▶ [作業内容] 以下の行をすべて、「Running」を「Stopped」に置き換えて書き直すこと。ほかの部分は一切変えないこと。

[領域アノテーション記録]
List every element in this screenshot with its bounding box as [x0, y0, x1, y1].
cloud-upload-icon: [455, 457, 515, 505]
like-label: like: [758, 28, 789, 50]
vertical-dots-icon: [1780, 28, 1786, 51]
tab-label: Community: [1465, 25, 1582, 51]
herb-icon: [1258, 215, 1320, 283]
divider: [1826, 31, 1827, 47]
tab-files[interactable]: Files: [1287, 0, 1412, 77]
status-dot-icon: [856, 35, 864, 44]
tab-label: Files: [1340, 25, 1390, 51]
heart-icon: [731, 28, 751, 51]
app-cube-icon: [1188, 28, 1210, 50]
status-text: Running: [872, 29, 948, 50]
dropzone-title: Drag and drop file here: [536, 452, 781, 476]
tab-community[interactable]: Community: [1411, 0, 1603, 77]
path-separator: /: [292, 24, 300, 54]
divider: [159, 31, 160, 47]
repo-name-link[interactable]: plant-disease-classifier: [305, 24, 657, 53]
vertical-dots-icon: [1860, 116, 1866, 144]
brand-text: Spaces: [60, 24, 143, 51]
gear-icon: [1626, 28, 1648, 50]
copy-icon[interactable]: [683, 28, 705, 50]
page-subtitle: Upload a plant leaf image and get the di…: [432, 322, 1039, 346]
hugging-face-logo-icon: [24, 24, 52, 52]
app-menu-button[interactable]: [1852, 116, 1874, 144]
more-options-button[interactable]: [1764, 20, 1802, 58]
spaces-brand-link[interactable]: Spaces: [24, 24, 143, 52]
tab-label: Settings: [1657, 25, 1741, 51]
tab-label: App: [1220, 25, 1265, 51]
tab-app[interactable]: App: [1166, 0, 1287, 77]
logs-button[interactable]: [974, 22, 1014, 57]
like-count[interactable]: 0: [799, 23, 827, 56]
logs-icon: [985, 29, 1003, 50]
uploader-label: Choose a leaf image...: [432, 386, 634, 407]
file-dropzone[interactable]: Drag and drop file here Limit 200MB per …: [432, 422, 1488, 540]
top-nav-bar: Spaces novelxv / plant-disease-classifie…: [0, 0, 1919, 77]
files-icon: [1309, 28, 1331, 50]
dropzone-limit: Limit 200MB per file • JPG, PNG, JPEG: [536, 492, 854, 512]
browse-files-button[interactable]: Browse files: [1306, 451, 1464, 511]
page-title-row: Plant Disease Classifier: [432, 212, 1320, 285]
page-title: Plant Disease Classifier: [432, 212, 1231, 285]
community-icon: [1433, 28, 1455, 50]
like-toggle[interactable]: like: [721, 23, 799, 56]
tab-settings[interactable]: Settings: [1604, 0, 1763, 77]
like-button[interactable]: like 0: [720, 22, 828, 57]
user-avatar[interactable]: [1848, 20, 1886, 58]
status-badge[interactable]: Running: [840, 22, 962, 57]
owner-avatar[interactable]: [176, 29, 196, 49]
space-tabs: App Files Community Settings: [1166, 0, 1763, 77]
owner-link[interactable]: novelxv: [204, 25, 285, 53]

▶ [解答]
List every element in this screenshot with its bounding box as [x0, y0, x1, y1].
cloud-upload-icon: [455, 457, 515, 505]
like-label: like: [758, 28, 789, 50]
vertical-dots-icon: [1780, 28, 1786, 51]
tab-label: Community: [1465, 25, 1582, 51]
herb-icon: [1258, 215, 1320, 283]
divider: [1826, 31, 1827, 47]
tab-files[interactable]: Files: [1287, 0, 1412, 77]
status-dot-icon: [856, 35, 864, 44]
tab-label: Files: [1340, 25, 1390, 51]
heart-icon: [731, 28, 751, 51]
app-cube-icon: [1188, 28, 1210, 50]
status-text: Stopped: [872, 29, 948, 50]
dropzone-title: Drag and drop file here: [536, 452, 781, 476]
tab-community[interactable]: Community: [1411, 0, 1603, 77]
path-separator: /: [292, 24, 300, 54]
divider: [159, 31, 160, 47]
repo-name-link[interactable]: plant-disease-classifier: [305, 24, 657, 53]
vertical-dots-icon: [1860, 116, 1866, 144]
brand-text: Spaces: [60, 24, 143, 51]
gear-icon: [1626, 28, 1648, 50]
copy-icon[interactable]: [683, 28, 705, 50]
page-subtitle: Upload a plant leaf image and get the di…: [432, 322, 1039, 346]
hugging-face-logo-icon: [24, 24, 52, 52]
app-menu-button[interactable]: [1852, 116, 1874, 144]
more-options-button[interactable]: [1764, 20, 1802, 58]
spaces-brand-link[interactable]: Spaces: [24, 24, 143, 52]
tab-label: Settings: [1657, 25, 1741, 51]
tab-label: App: [1220, 25, 1265, 51]
tab-app[interactable]: App: [1166, 0, 1287, 77]
logs-button[interactable]: [974, 22, 1014, 57]
like-count[interactable]: 0: [799, 23, 827, 56]
logs-icon: [985, 29, 1003, 50]
uploader-label: Choose a leaf image...: [432, 386, 634, 407]
file-dropzone[interactable]: Drag and drop file here Limit 200MB per …: [432, 422, 1488, 540]
top-nav-bar: Spaces novelxv / plant-disease-classifie…: [0, 0, 1919, 77]
files-icon: [1309, 28, 1331, 50]
dropzone-limit: Limit 200MB per file • JPG, PNG, JPEG: [536, 492, 854, 512]
browse-files-button[interactable]: Browse files: [1306, 451, 1464, 511]
page-title-row: Plant Disease Classifier: [432, 212, 1320, 285]
page-title: Plant Disease Classifier: [432, 212, 1231, 285]
community-icon: [1433, 28, 1455, 50]
like-toggle[interactable]: like: [721, 23, 799, 56]
tab-settings[interactable]: Settings: [1604, 0, 1763, 77]
like-button[interactable]: like 0: [720, 22, 828, 57]
user-avatar[interactable]: [1848, 20, 1886, 58]
status-badge[interactable]: Stopped: [840, 22, 962, 57]
owner-avatar[interactable]: [176, 29, 196, 49]
space-tabs: App Files Community Settings: [1166, 0, 1763, 77]
owner-link[interactable]: novelxv: [204, 25, 285, 53]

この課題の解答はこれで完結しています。